◆ WHAT IS NEEDED:
Return every record below exactly as written, but leave out the pictures.

::::::::

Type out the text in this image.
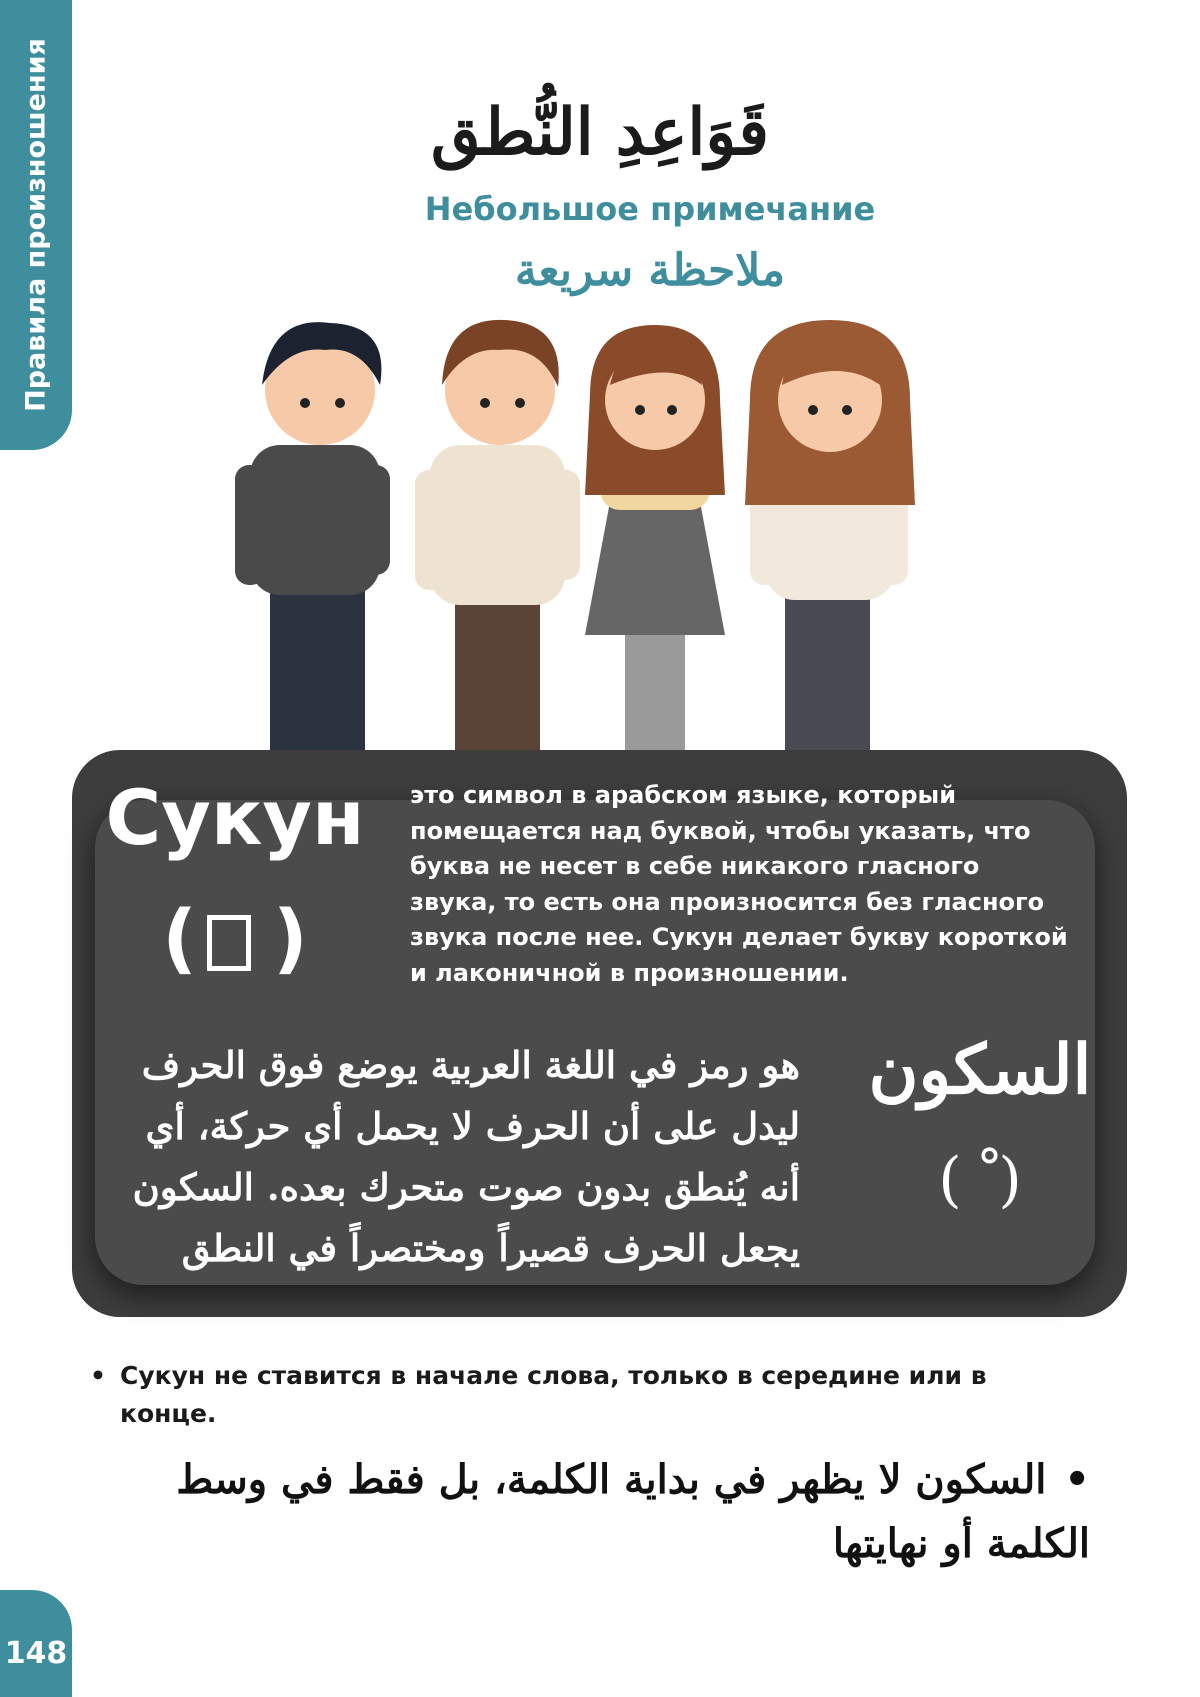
Правила произношения	قَوَاعِدِ النُّطق
Небольшое примечание
ملاحظة سريعة
Сукун
( )
это символ в арабском языке, который помещается над буквой, чтобы указать, что буква не несет в себе никакого гласного звука, то есть она произносится без гласного звука после нее. Сукун делает букву короткой и лаконичной в произношении.
السكون
( ْ )
هو رمز في اللغة العربية يوضع فوق الحرف ليدل على أن الحرف لا يحمل أي حركة، أي أنه يُنطق بدون صوت متحرك بعده. السكون يجعل الحرف قصيراً ومختصراً في النطق
• Сукун не ставится в начале слова, только в середине или в конце.
•السكون لا يظهر في بداية الكلمة، بل فقط في وسط الكلمة أو نهايتها
148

::::::::

◆ RESPONSE TO THIS TASK:
Type out the text in this image.
Правила произношения	قَوَاعِدِ النُّطق
Небольшое примечание
ملاحظة سريعة
Сукун
( )
это символ в арабском языке, который помещается над буквой, чтобы указать, что буква не несет в себе никакого гласного звука, то есть она произносится без гласного звука после нее. Сукун делает букву короткой и лаконичной в произношении.
السكون
( ْ )
هو رمز في اللغة العربية يوضع فوق الحرف ليدل على أن الحرف لا يحمل أي حركة، أي أنه يُنطق بدون صوت متحرك بعده. السكون يجعل الحرف قصيراً ومختصراً في النطق
• Сукун не ставится в начале слова, только в середине или в конце.
•السكون لا يظهر في بداية الكلمة، بل فقط في وسط الكلمة أو نهايتها
148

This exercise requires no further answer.